* Task description
Every line containing the word "إجراء" needs to be found and copied.
══ Data for processing ══
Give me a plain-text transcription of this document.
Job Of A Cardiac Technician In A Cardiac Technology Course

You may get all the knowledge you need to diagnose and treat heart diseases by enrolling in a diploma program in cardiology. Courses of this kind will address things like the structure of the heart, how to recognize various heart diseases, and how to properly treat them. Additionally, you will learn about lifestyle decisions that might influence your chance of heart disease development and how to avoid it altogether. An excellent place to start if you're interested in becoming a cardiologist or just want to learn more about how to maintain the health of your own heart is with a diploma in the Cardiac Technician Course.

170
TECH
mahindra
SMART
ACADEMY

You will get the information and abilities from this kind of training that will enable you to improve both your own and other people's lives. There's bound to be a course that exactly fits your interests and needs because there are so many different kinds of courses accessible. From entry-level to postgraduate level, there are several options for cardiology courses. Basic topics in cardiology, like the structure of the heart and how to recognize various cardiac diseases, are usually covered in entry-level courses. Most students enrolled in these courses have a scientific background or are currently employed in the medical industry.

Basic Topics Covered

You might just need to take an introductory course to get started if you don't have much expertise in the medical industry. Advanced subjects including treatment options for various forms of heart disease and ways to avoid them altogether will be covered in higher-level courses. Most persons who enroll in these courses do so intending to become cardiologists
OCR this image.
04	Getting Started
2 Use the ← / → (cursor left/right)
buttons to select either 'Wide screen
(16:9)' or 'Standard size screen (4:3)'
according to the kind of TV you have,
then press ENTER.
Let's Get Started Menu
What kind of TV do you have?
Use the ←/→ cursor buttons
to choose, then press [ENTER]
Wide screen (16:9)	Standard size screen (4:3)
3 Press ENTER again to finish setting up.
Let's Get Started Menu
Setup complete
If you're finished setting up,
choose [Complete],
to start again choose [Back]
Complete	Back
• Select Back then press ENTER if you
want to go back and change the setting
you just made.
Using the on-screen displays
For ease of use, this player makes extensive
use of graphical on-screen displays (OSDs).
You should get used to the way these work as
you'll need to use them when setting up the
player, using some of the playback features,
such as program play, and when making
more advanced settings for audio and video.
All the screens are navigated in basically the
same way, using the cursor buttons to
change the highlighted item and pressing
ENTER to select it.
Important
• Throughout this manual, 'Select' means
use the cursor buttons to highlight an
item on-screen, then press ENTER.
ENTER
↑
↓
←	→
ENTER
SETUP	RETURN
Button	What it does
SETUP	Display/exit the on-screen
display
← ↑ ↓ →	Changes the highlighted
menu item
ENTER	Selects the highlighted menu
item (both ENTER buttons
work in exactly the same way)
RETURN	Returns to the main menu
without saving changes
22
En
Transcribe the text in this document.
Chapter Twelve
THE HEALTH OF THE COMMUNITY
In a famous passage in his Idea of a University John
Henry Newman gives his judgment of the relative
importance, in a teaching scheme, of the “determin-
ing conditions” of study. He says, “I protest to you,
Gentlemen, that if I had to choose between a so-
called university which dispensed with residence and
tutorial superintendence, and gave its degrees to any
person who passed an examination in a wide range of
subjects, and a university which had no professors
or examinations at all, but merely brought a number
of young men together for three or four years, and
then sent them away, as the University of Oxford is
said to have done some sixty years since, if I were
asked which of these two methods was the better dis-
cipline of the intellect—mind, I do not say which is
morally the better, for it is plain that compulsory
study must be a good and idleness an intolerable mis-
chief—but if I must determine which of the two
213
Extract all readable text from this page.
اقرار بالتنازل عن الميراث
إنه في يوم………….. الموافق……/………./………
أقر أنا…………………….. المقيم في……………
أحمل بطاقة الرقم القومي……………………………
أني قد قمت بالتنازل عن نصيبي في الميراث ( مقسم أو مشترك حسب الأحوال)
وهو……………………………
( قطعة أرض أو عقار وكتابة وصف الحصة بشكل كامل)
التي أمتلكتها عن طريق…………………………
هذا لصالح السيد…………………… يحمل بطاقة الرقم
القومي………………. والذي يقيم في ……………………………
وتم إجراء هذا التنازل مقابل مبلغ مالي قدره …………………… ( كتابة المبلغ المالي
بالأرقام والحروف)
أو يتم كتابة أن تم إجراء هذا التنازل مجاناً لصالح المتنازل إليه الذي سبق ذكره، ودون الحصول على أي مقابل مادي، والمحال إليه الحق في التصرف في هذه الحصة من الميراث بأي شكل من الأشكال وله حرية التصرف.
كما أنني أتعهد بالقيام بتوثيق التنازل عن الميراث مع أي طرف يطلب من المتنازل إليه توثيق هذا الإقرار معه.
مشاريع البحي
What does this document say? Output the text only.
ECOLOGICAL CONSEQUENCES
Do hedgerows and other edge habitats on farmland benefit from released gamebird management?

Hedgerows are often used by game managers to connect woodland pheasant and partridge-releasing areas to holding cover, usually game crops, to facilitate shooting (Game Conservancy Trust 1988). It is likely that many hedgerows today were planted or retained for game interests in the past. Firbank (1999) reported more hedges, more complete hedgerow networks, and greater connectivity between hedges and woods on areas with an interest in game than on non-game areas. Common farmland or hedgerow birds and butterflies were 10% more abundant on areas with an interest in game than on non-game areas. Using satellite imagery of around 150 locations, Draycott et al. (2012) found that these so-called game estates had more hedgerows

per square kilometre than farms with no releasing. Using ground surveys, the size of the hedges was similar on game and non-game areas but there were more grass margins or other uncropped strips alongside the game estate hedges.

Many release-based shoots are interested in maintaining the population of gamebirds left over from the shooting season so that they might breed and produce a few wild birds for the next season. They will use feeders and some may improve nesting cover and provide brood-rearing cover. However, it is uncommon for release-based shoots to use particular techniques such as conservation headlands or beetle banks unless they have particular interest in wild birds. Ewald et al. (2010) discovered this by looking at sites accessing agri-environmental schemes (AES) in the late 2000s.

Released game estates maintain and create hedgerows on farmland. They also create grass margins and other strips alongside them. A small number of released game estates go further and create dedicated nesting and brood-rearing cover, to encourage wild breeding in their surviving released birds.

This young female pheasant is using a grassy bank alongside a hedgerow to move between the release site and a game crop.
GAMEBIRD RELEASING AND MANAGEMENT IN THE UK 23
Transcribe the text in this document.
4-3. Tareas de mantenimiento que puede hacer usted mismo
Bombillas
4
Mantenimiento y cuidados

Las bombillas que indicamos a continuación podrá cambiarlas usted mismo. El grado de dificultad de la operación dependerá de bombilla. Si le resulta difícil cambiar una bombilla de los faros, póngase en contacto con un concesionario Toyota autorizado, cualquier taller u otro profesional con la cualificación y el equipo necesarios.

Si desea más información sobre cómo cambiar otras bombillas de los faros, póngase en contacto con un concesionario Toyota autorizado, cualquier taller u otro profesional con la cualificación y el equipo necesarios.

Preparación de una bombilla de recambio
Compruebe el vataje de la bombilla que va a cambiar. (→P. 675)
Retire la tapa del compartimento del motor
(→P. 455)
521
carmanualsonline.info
═══
* Written response
وتم إجراء هذا التنازل مقابل مبلغ مالي قدره …………………… ( كتابة المبلغ المالي
أو يتم كتابة أن تم إجراء هذا التنازل مجاناً لصالح المتنازل إليه الذي سبق ذكره، ودون الحصول على أي مقابل مادي، والمحال إليه الحق في التصرف في هذه الحصة من الميراث بأي شكل من الأشكال وله حرية التصرف.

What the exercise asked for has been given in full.